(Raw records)
= = =

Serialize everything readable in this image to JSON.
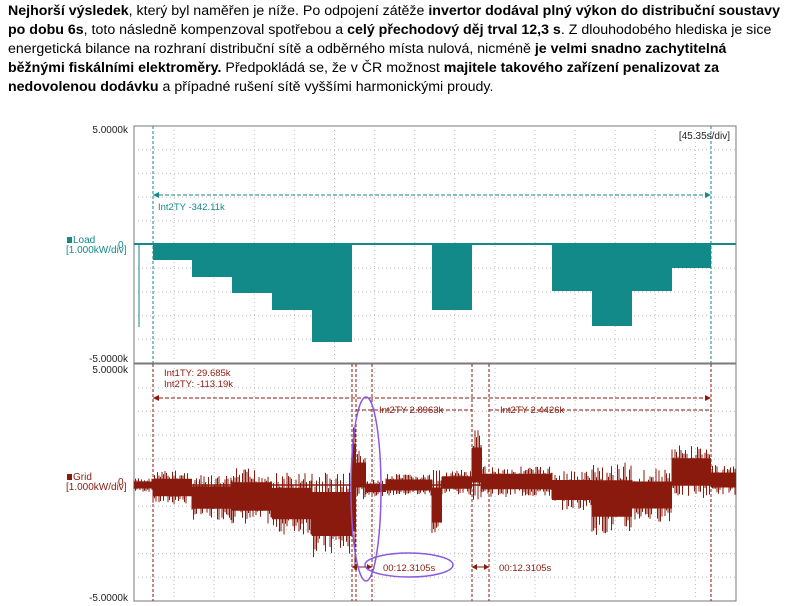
{
  "paragraph": {
    "s1_b": "Nejhorší výsledek",
    "s1": ", který byl naměřen je níže. Po odpojení zátěže ",
    "s2_b": "invertor dodával plný výkon do distribuční soustavy po dobu 6s",
    "s2": ", toto následně kompenzoval spotřebou a ",
    "s3_b": "celý přechodový děj trval 12,3 s",
    "s3": ". Z dlouhodobého hlediska je sice energetická bilance na rozhraní distribuční sítě a odběrného místa nulová, nicméně ",
    "s4_b": "je velmi snadno zachytitelná běžnými fiskálními elektroměry.",
    "s4": " Předpokládá se, že v ČR možnost ",
    "s5_b": "majitele takového zařízení penalizovat za nedovolenou dodávku",
    "s5": " a případné rušení sítě vyššími harmonickými proudy."
  },
  "figure": {
    "time_scale": "[45.35s/div]",
    "load_panel": {
      "ymax": "5.0000k",
      "ymin": "-5.0000k",
      "zero_label": "0",
      "channel": "Load",
      "scale": "[1.000kW/div]",
      "color": "#138a8a",
      "annotation": "Int2TY -342.11k"
    },
    "grid_panel": {
      "ymax": "5.0000k",
      "ymin": "-5.0000k",
      "zero_label": "0",
      "channel": "Grid",
      "scale": "[1.000kW/div]",
      "color": "#8b1a0e",
      "annotation_1": "Int1TY: 29.685k",
      "annotation_2": "Int2TY: -113.19k",
      "annotation_3": "Int2TY 2.8963k",
      "annotation_4": "Int2TY 2.4426k",
      "time_1": "00:12.3105s",
      "time_2": "00:12.3105s"
    },
    "highlight_color": "#8a5ae0"
  }
}
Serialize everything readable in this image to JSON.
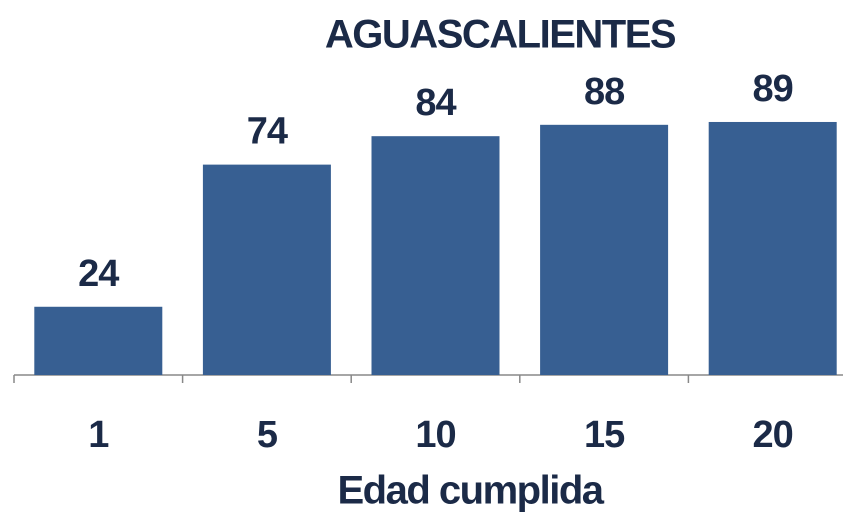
{
  "chart_data": {
    "type": "bar",
    "title": "AGUASCALIENTES",
    "x_label": "Edad cumplida",
    "categories": [
      "1",
      "5",
      "10",
      "15",
      "20"
    ],
    "values": [
      24,
      74,
      84,
      88,
      89
    ],
    "color": "#375f92"
  }
}
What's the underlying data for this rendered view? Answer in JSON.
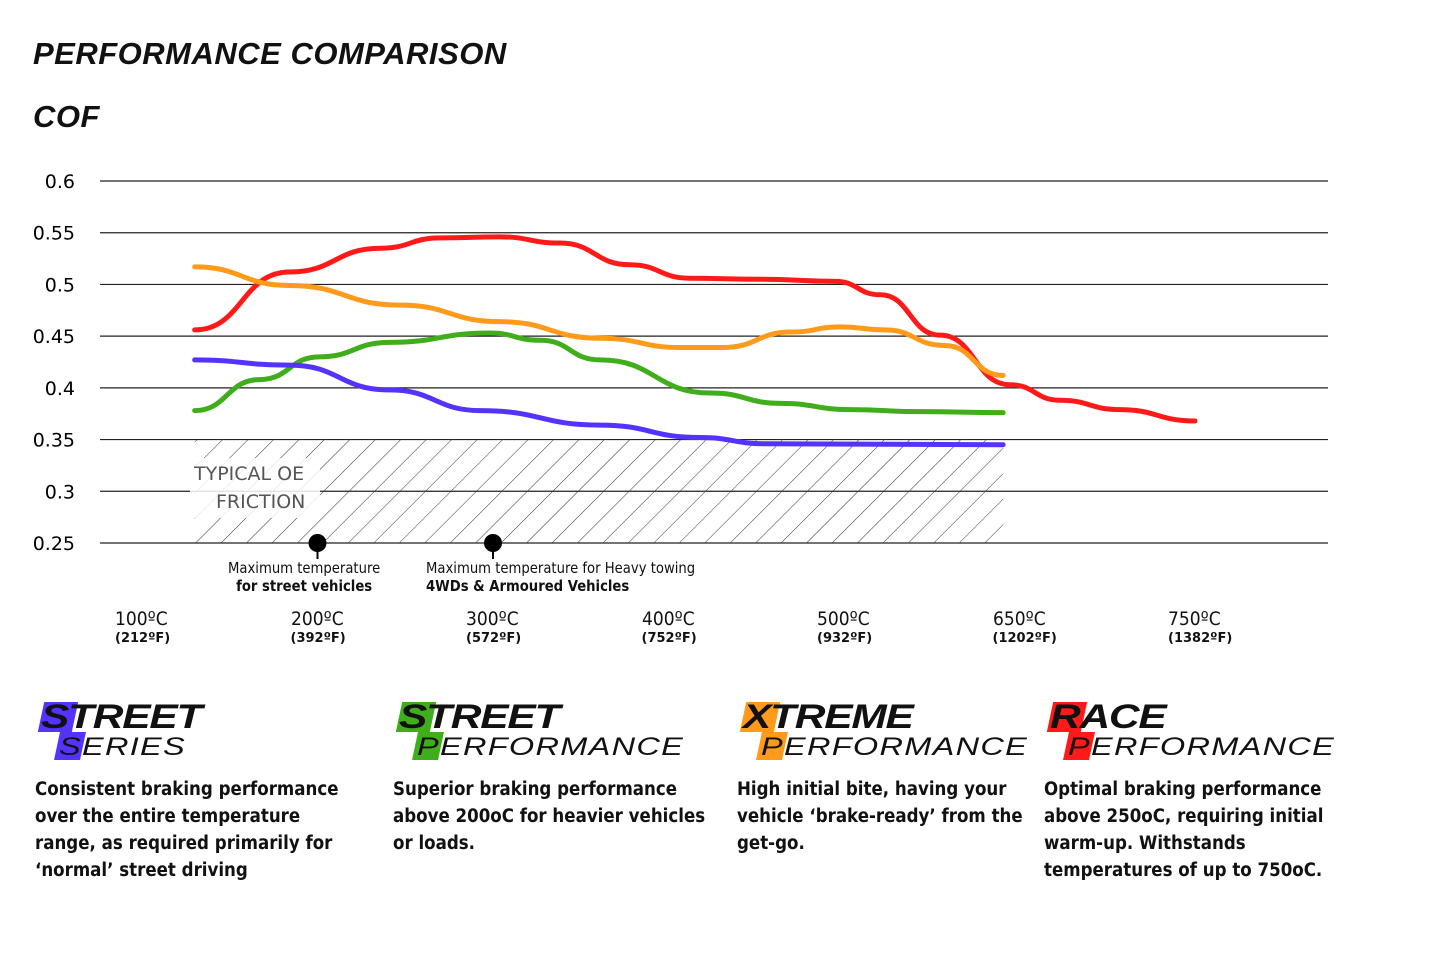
{
  "header": {
    "title": "PERFORMANCE COMPARISON",
    "subtitle": "COF"
  },
  "chart_data": {
    "type": "line",
    "ylabel": "COF",
    "ylim": [
      0.25,
      0.6
    ],
    "yticks": [
      "0.6",
      "0.55",
      "0.5",
      "0.45",
      "0.4",
      "0.35",
      "0.3",
      "0.25"
    ],
    "grid": true,
    "xticks": [
      {
        "c": "100ºC",
        "f": "(212ºF)",
        "t": 100
      },
      {
        "c": "200ºC",
        "f": "(392ºF)",
        "t": 200
      },
      {
        "c": "300ºC",
        "f": "(572ºF)",
        "t": 300
      },
      {
        "c": "400ºC",
        "f": "(752ºF)",
        "t": 400
      },
      {
        "c": "500ºC",
        "f": "(932ºF)",
        "t": 500
      },
      {
        "c": "650ºC",
        "f": "(1202ºF)",
        "t": 650
      },
      {
        "c": "750ºC",
        "f": "(1382ºF)",
        "t": 750
      }
    ],
    "series": [
      {
        "color": "#ff1a1a",
        "points": [
          [
            130,
            0.456
          ],
          [
            184,
            0.512
          ],
          [
            236,
            0.535
          ],
          [
            270,
            0.545
          ],
          [
            304,
            0.546
          ],
          [
            338,
            0.54
          ],
          [
            378,
            0.519
          ],
          [
            412,
            0.506
          ],
          [
            452,
            0.505
          ],
          [
            495,
            0.503
          ],
          [
            531,
            0.49
          ],
          [
            582,
            0.451
          ],
          [
            642,
            0.403
          ],
          [
            673,
            0.388
          ],
          [
            707,
            0.379
          ],
          [
            750,
            0.368
          ]
        ]
      },
      {
        "color": "#ff9a1a",
        "points": [
          [
            130,
            0.517
          ],
          [
            184,
            0.499
          ],
          [
            247,
            0.48
          ],
          [
            304,
            0.464
          ],
          [
            361,
            0.448
          ],
          [
            407,
            0.439
          ],
          [
            431,
            0.439
          ],
          [
            470,
            0.454
          ],
          [
            498,
            0.459
          ],
          [
            535,
            0.456
          ],
          [
            586,
            0.441
          ],
          [
            636,
            0.412
          ]
        ]
      },
      {
        "color": "#3fae1a",
        "points": [
          [
            130,
            0.378
          ],
          [
            167,
            0.408
          ],
          [
            201,
            0.43
          ],
          [
            241,
            0.444
          ],
          [
            298,
            0.453
          ],
          [
            327,
            0.446
          ],
          [
            361,
            0.427
          ],
          [
            424,
            0.395
          ],
          [
            464,
            0.385
          ],
          [
            505,
            0.379
          ],
          [
            565,
            0.377
          ],
          [
            636,
            0.376
          ]
        ]
      },
      {
        "color": "#5533ff",
        "points": [
          [
            130,
            0.427
          ],
          [
            184,
            0.422
          ],
          [
            241,
            0.398
          ],
          [
            293,
            0.378
          ],
          [
            361,
            0.364
          ],
          [
            418,
            0.352
          ],
          [
            455,
            0.346
          ],
          [
            636,
            0.345
          ]
        ]
      }
    ],
    "shaded_region": {
      "label_line1": "TYPICAL OE",
      "label_line2": "FRICTION",
      "x": [
        130,
        636
      ],
      "y": [
        0.25,
        0.35
      ]
    },
    "annotations": [
      {
        "t": 200,
        "line1": "Maximum temperature",
        "line2": "for street vehicles"
      },
      {
        "t": 300,
        "line1": "Maximum temperature for Heavy towing",
        "line2": "4WDs & Armoured Vehicles"
      }
    ]
  },
  "products": [
    {
      "l1": "STREET",
      "l2": "SERIES",
      "color": "#5533ff",
      "desc": "Consistent braking performance over the entire temperature range, as required primarily for ‘normal’ street driving"
    },
    {
      "l1": "STREET",
      "l2": "PERFORMANCE",
      "color": "#3fae1a",
      "desc": "Superior braking performance above 200oC for heavier vehicles or loads."
    },
    {
      "l1": "XTREME",
      "l2": "PERFORMANCE",
      "color": "#ff9a1a",
      "desc": "High initial bite, having your vehicle ‘brake-ready’ from the get-go."
    },
    {
      "l1": "RACE",
      "l2": "PERFORMANCE",
      "color": "#ff1a1a",
      "desc": "Optimal braking performance above 250oC, requiring initial warm-up. Withstands temperatures of up to 750oC."
    }
  ]
}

= = =

WHAT THE EXERCISE ASKS:
Repeat the data above exactly, but not the pictures.

SOLUTION FOR THIS TASK:
Serialize everything readable in this image to JSON.
{
  "paragraph": {
    "s1_b": "Nejhorší výsledek",
    "s1": ", který byl naměřen je níže. Po odpojení zátěže ",
    "s2_b": "invertor dodával plný výkon do distribuční soustavy po dobu 6s",
    "s2": ", toto následně kompenzoval spotřebou a ",
    "s3_b": "celý přechodový děj trval 12,3 s",
    "s3": ". Z dlouhodobého hlediska je sice energetická bilance na rozhraní distribuční sítě a odběrného místa nulová, nicméně ",
    "s4_b": "je velmi snadno zachytitelná běžnými fiskálními elektroměry.",
    "s4": " Předpokládá se, že v ČR možnost ",
    "s5_b": "majitele takového zařízení penalizovat za nedovolenou dodávku",
    "s5": " a případné rušení sítě vyššími harmonickými proudy."
  },
  "figure": {
    "time_scale": "[45.35s/div]",
    "load_panel": {
      "ymax": "5.0000k",
      "ymin": "-5.0000k",
      "zero_label": "0",
      "channel": "Load",
      "scale": "[1.000kW/div]",
      "color": "#138a8a",
      "annotation": "Int2TY -342.11k"
    },
    "grid_panel": {
      "ymax": "5.0000k",
      "ymin": "-5.0000k",
      "zero_label": "0",
      "channel": "Grid",
      "scale": "[1.000kW/div]",
      "color": "#8b1a0e",
      "annotation_1": "Int1TY: 29.685k",
      "annotation_2": "Int2TY: -113.19k",
      "annotation_3": "Int2TY 2.8963k",
      "annotation_4": "Int2TY 2.4426k",
      "time_1": "00:12.3105s",
      "time_2": "00:12.3105s"
    },
    "highlight_color": "#8a5ae0"
  }
}
Serialize everything readable in this image to JSON.
{
  "chart_data": {
    "type": "bar",
    "title": "AGUASCALIENTES",
    "x_label": "Edad cumplida",
    "categories": [
      "1",
      "5",
      "10",
      "15",
      "20"
    ],
    "values": [
      24,
      74,
      84,
      88,
      89
    ],
    "color": "#375f92"
  }
}
What's the underlying data for this rendered view? Answer in JSON.
{
  "header": {
    "title": "PERFORMANCE COMPARISON",
    "subtitle": "COF"
  },
  "chart_data": {
    "type": "line",
    "ylabel": "COF",
    "ylim": [
      0.25,
      0.6
    ],
    "yticks": [
      "0.6",
      "0.55",
      "0.5",
      "0.45",
      "0.4",
      "0.35",
      "0.3",
      "0.25"
    ],
    "grid": true,
    "xticks": [
      {
        "c": "100ºC",
        "f": "(212ºF)",
        "t": 100
      },
      {
        "c": "200ºC",
        "f": "(392ºF)",
        "t": 200
      },
      {
        "c": "300ºC",
        "f": "(572ºF)",
        "t": 300
      },
      {
        "c": "400ºC",
        "f": "(752ºF)",
        "t": 400
      },
      {
        "c": "500ºC",
        "f": "(932ºF)",
        "t": 500
      },
      {
        "c": "650ºC",
        "f": "(1202ºF)",
        "t": 650
      },
      {
        "c": "750ºC",
        "f": "(1382ºF)",
        "t": 750
      }
    ],
    "series": [
      {
        "color": "#ff1a1a",
        "points": [
          [
            130,
            0.456
          ],
          [
            184,
            0.512
          ],
          [
            236,
            0.535
          ],
          [
            270,
            0.545
          ],
          [
            304,
            0.546
          ],
          [
            338,
            0.54
          ],
          [
            378,
            0.519
          ],
          [
            412,
            0.506
          ],
          [
            452,
            0.505
          ],
          [
            495,
            0.503
          ],
          [
            531,
            0.49
          ],
          [
            582,
            0.451
          ],
          [
            642,
            0.403
          ],
          [
            673,
            0.388
          ],
          [
            707,
            0.379
          ],
          [
            750,
            0.368
          ]
        ]
      },
      {
        "color": "#ff9a1a",
        "points": [
          [
            130,
            0.517
          ],
          [
            184,
            0.499
          ],
          [
            247,
            0.48
          ],
          [
            304,
            0.464
          ],
          [
            361,
            0.448
          ],
          [
            407,
            0.439
          ],
          [
            431,
            0.439
          ],
          [
            470,
            0.454
          ],
          [
            498,
            0.459
          ],
          [
            535,
            0.456
          ],
          [
            586,
            0.441
          ],
          [
            636,
            0.412
          ]
        ]
      },
      {
        "color": "#3fae1a",
        "points": [
          [
            130,
            0.378
          ],
          [
            167,
            0.408
          ],
          [
            201,
            0.43
          ],
          [
            241,
            0.444
          ],
          [
            298,
            0.453
          ],
          [
            327,
            0.446
          ],
          [
            361,
            0.427
          ],
          [
            424,
            0.395
          ],
          [
            464,
            0.385
          ],
          [
            505,
            0.379
          ],
          [
            565,
            0.377
          ],
          [
            636,
            0.376
          ]
        ]
      },
      {
        "color": "#5533ff",
        "points": [
          [
            130,
            0.427
          ],
          [
            184,
            0.422
          ],
          [
            241,
            0.398
          ],
          [
            293,
            0.378
          ],
          [
            361,
            0.364
          ],
          [
            418,
            0.352
          ],
          [
            455,
            0.346
          ],
          [
            636,
            0.345
          ]
        ]
      }
    ],
    "shaded_region": {
      "label_line1": "TYPICAL OE",
      "label_line2": "FRICTION",
      "x": [
        130,
        636
      ],
      "y": [
        0.25,
        0.35
      ]
    },
    "annotations": [
      {
        "t": 200,
        "line1": "Maximum temperature",
        "line2": "for street vehicles"
      },
      {
        "t": 300,
        "line1": "Maximum temperature for Heavy towing",
        "line2": "4WDs & Armoured Vehicles"
      }
    ]
  },
  "products": [
    {
      "l1": "STREET",
      "l2": "SERIES",
      "color": "#5533ff",
      "desc": "Consistent braking performance over the entire temperature range, as required primarily for ‘normal’ street driving"
    },
    {
      "l1": "STREET",
      "l2": "PERFORMANCE",
      "color": "#3fae1a",
      "desc": "Superior braking performance above 200oC for heavier vehicles or loads."
    },
    {
      "l1": "XTREME",
      "l2": "PERFORMANCE",
      "color": "#ff9a1a",
      "desc": "High initial bite, having your vehicle ‘brake-ready’ from the get-go."
    },
    {
      "l1": "RACE",
      "l2": "PERFORMANCE",
      "color": "#ff1a1a",
      "desc": "Optimal braking performance above 250oC, requiring initial warm-up. Withstands temperatures of up to 750oC."
    }
  ]
}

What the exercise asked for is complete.